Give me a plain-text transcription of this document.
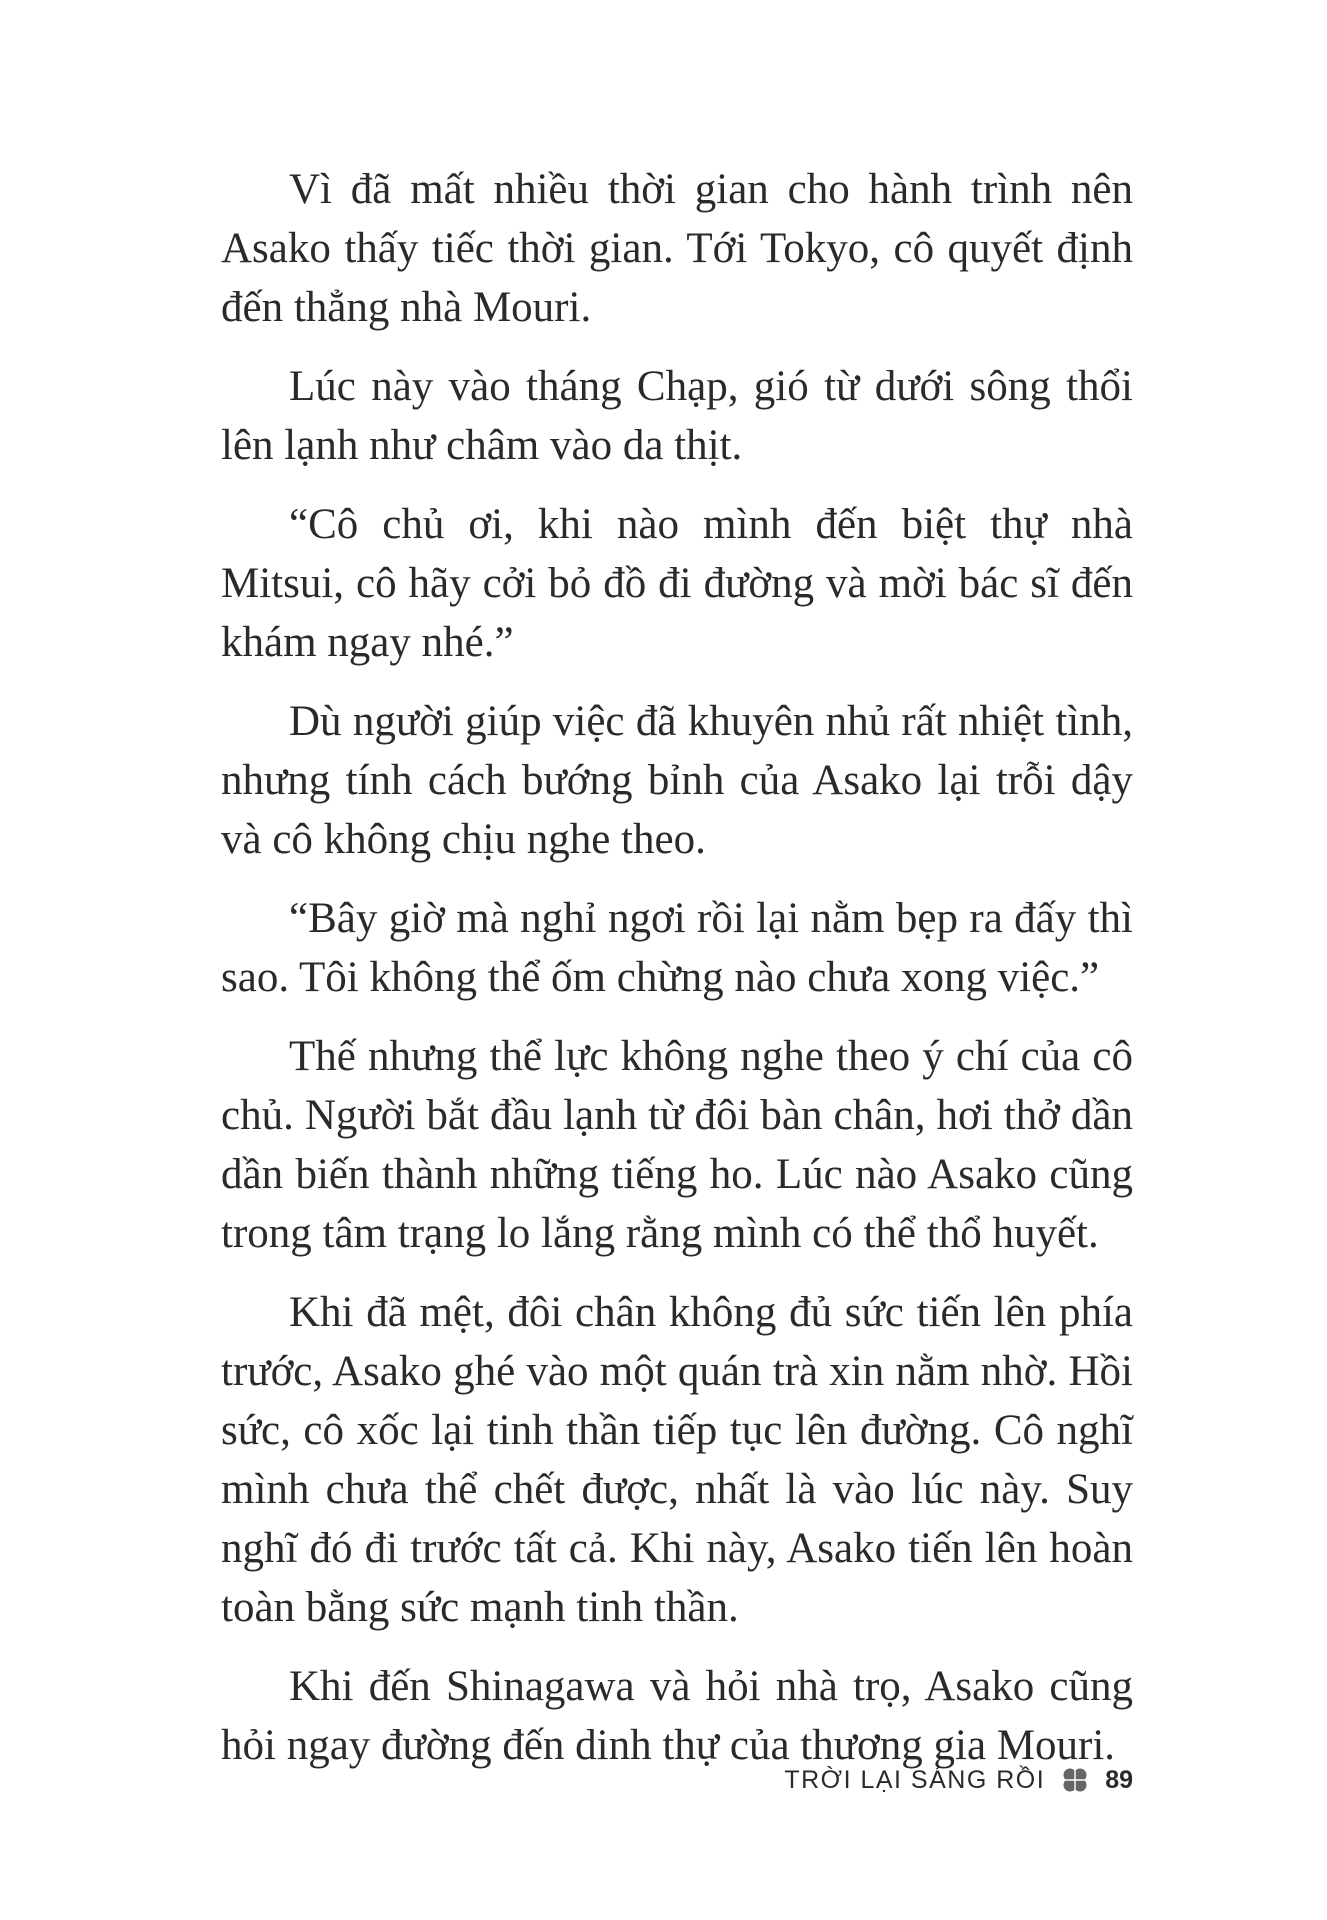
Vì đã mất nhiều thời gian cho hành trình nên Asako thấy tiếc thời gian. Tới Tokyo, cô quyết định đến thẳng nhà Mouri.

Lúc này vào tháng Chạp, gió từ dưới sông thổi lên lạnh như châm vào da thịt.

“Cô chủ ơi, khi nào mình đến biệt thự nhà Mitsui, cô hãy cởi bỏ đồ đi đường và mời bác sĩ đến khám ngay nhé.”

Dù người giúp việc đã khuyên nhủ rất nhiệt tình, nhưng tính cách bướng bỉnh của Asako lại trỗi dậy và cô không chịu nghe theo.

“Bây giờ mà nghỉ ngơi rồi lại nằm bẹp ra đấy thì sao. Tôi không thể ốm chừng nào chưa xong việc.”

Thế nhưng thể lực không nghe theo ý chí của cô chủ. Người bắt đầu lạnh từ đôi bàn chân, hơi thở dần dần biến thành những tiếng ho. Lúc nào Asako cũng trong tâm trạng lo lắng rằng mình có thể thổ huyết.

Khi đã mệt, đôi chân không đủ sức tiến lên phía trước, Asako ghé vào một quán trà xin nằm nhờ. Hồi sức, cô xốc lại tinh thần tiếp tục lên đường. Cô nghĩ mình chưa thể chết được, nhất là vào lúc này. Suy nghĩ đó đi trước tất cả. Khi này, Asako tiến lên hoàn toàn bằng sức mạnh tinh thần.

Khi đến Shinagawa và hỏi nhà trọ, Asako cũng hỏi ngay đường đến dinh thự của thương gia Mouri.

TRỜI LẠI SÁNG RỒI 89
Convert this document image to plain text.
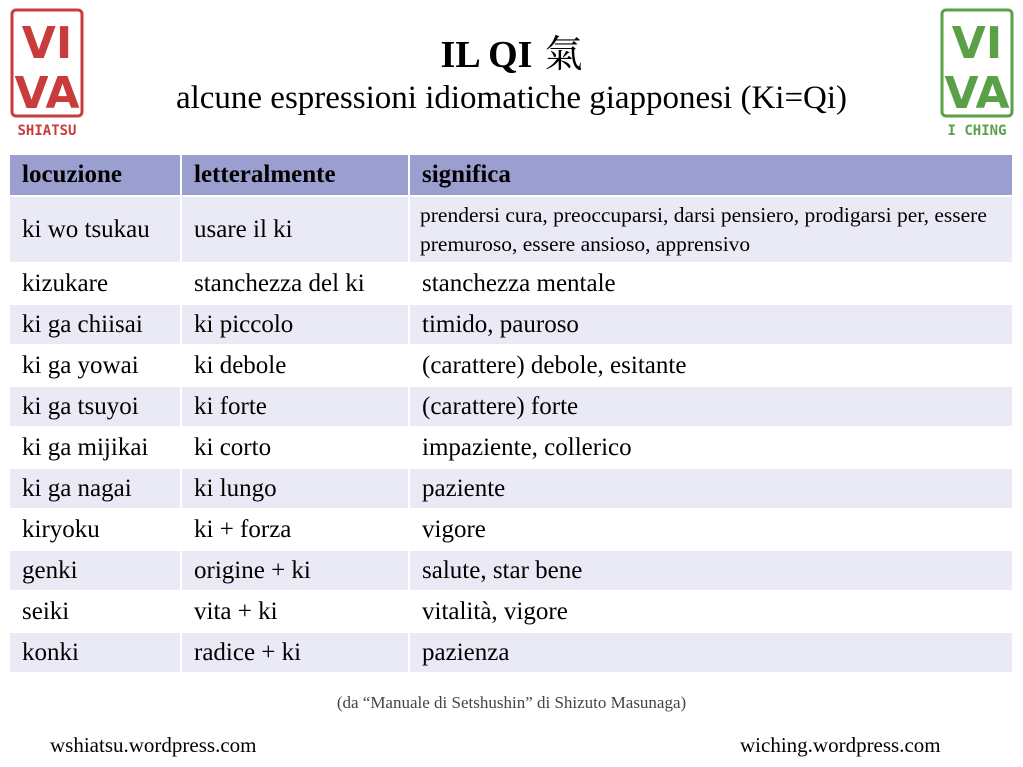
VI
VA
SHIATSU
VI
VA
I CHING
IL QI 氣
alcune espressioni idiomatiche giapponesi (Ki=Qi)
locuzione	letteralmente	significa
ki wo tsukau	usare il ki	prendersi cura, preoccuparsi, darsi pensiero, prodigarsi per, essere premuroso, essere ansioso, apprensivo
kizukare	stanchezza del ki	stanchezza mentale
ki ga chiisai	ki piccolo	timido, pauroso
ki ga yowai	ki debole	(carattere) debole, esitante
ki ga tsuyoi	ki forte	(carattere) forte
ki ga mijikai	ki corto	impaziente, collerico
ki ga nagai	ki lungo	paziente
kiryoku	ki + forza	vigore
genki	origine + ki	salute, star bene
seiki	vita + ki	vitalità, vigore
konki	radice + ki	pazienza
(da “Manuale di Setshushin” di Shizuto Masunaga)
wshiatsu.wordpress.com	wiching.wordpress.com
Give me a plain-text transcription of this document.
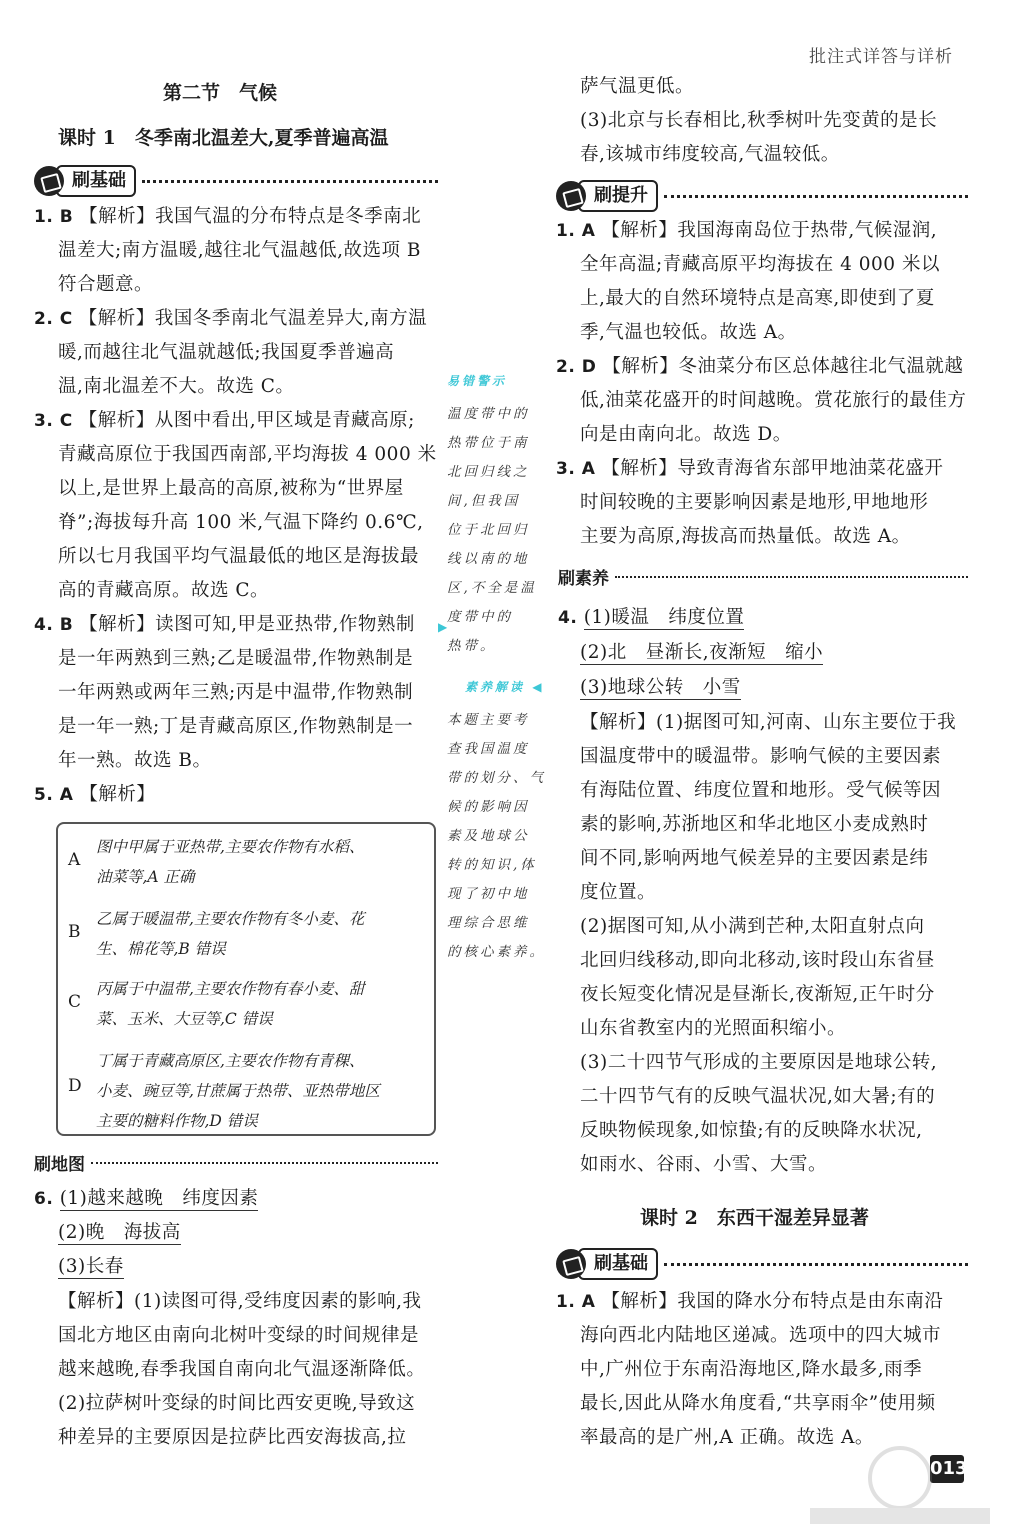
批注式详答与详析
第二节　气候
课时 1　冬季南北温差大,夏季普遍高温
刷基础
1. B 【解析】我国气温的分布特点是冬季南北
温差大;南方温暖,越往北气温越低,故选项 B
符合题意。
2. C 【解析】我国冬季南北气温差异大,南方温
暖,而越往北气温就越低;我国夏季普遍高
温,南北温差不大。故选 C。
3. C 【解析】从图中看出,甲区域是青藏高原;
青藏高原位于我国西南部,平均海拔 4 000 米
以上,是世界上最高的高原,被称为“世界屋
脊”;海拔每升高 100 米,气温下降约 0.6℃,
所以七月我国平均气温最低的地区是海拔最
高的青藏高原。故选 C。
4. B 【解析】读图可知,甲是亚热带,作物熟制
是一年两熟到三熟;乙是暖温带,作物熟制是
一年两熟或两年三熟;丙是中温带,作物熟制
是一年一熟;丁是青藏高原区,作物熟制是一
年一熟。故选 B。
5. A 【解析】
易错警示
温度带中的
热带位于南
北回归线之
间,但我国
位于北回归
线以南的地
区,不全是温
度带中的
热带。
▶
素养解读 ◀
本题主要考
查我国温度
带的划分、气
候的影响因
素及地球公
转的知识,体
现了初中地
理综合思维
的核心素养。
A
图中甲属于亚热带,主要农作物有水稻、
油菜等,A 正确
B
乙属于暖温带,主要农作物有冬小麦、花
生、棉花等,B 错误
C
丙属于中温带,主要农作物有春小麦、甜
菜、玉米、大豆等,C 错误
D
丁属于青藏高原区,主要农作物有青稞、
小麦、豌豆等,甘蔗属于热带、亚热带地区
主要的糖料作物,D 错误
刷地图
6. (1)越来越晚　纬度因素
(2)晚　海拔高
(3)长春
【解析】(1)读图可得,受纬度因素的影响,我
国北方地区由南向北树叶变绿的时间规律是
越来越晚,春季我国自南向北气温逐渐降低。
(2)拉萨树叶变绿的时间比西安更晚,导致这
种差异的主要原因是拉萨比西安海拔高,拉
萨气温更低。
(3)北京与长春相比,秋季树叶先变黄的是长
春,该城市纬度较高,气温较低。
刷提升
1. A 【解析】我国海南岛位于热带,气候湿润,
全年高温;青藏高原平均海拔在 4 000 米以
上,最大的自然环境特点是高寒,即使到了夏
季,气温也较低。故选 A。
2. D 【解析】冬油菜分布区总体越往北气温就越
低,油菜花盛开的时间越晚。赏花旅行的最佳方
向是由南向北。故选 D。
3. A 【解析】导致青海省东部甲地油菜花盛开
时间较晚的主要影响因素是地形,甲地地形
主要为高原,海拔高而热量低。故选 A。
刷素养
4. (1)暖温　纬度位置
(2)北　昼渐长,夜渐短　缩小
(3)地球公转　小雪
【解析】(1)据图可知,河南、山东主要位于我
国温度带中的暖温带。影响气候的主要因素
有海陆位置、纬度位置和地形。受气候等因
素的影响,苏浙地区和华北地区小麦成熟时
间不同,影响两地气候差异的主要因素是纬
度位置。
(2)据图可知,从小满到芒种,太阳直射点向
北回归线移动,即向北移动,该时段山东省昼
夜长短变化情况是昼渐长,夜渐短,正午时分
山东省教室内的光照面积缩小。
(3)二十四节气形成的主要原因是地球公转,
二十四节气有的反映气温状况,如大暑;有的
反映物候现象,如惊蛰;有的反映降水状况,
如雨水、谷雨、小雪、大雪。
课时 2　东西干湿差异显著
刷基础
1. A 【解析】我国的降水分布特点是由东南沿
海向西北内陆地区递减。选项中的四大城市
中,广州位于东南沿海地区,降水最多,雨季
最长,因此从降水角度看,“共享雨伞”使用频
率最高的是广州,A 正确。故选 A。
013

* [SET PROBLEM] Extract every line of the records above that contains the word "không".

* [FINISHED ANSWER]
Dù người giúp việc đã khuyên nhủ rất nhiệt tình, nhưng tính cách bướng bỉnh của Asako lại trỗi dậy và cô không chịu nghe theo.
“Bây giờ mà nghỉ ngơi rồi lại nằm bẹp ra đấy thì sao. Tôi không thể ốm chừng nào chưa xong việc.”
Thế nhưng thể lực không nghe theo ý chí của cô chủ. Người bắt đầu lạnh từ đôi bàn chân, hơi thở dần dần biến thành những tiếng ho. Lúc nào Asako cũng trong tâm trạng lo lắng rằng mình có thể thổ huyết.
Khi đã mệt, đôi chân không đủ sức tiến lên phía trước, Asako ghé vào một quán trà xin nằm nhờ. Hồi sức, cô xốc lại tinh thần tiếp tục lên đường. Cô nghĩ mình chưa thể chết được, nhất là vào lúc này. Suy nghĩ đó đi trước tất cả. Khi này, Asako tiến lên hoàn toàn bằng sức mạnh tinh thần.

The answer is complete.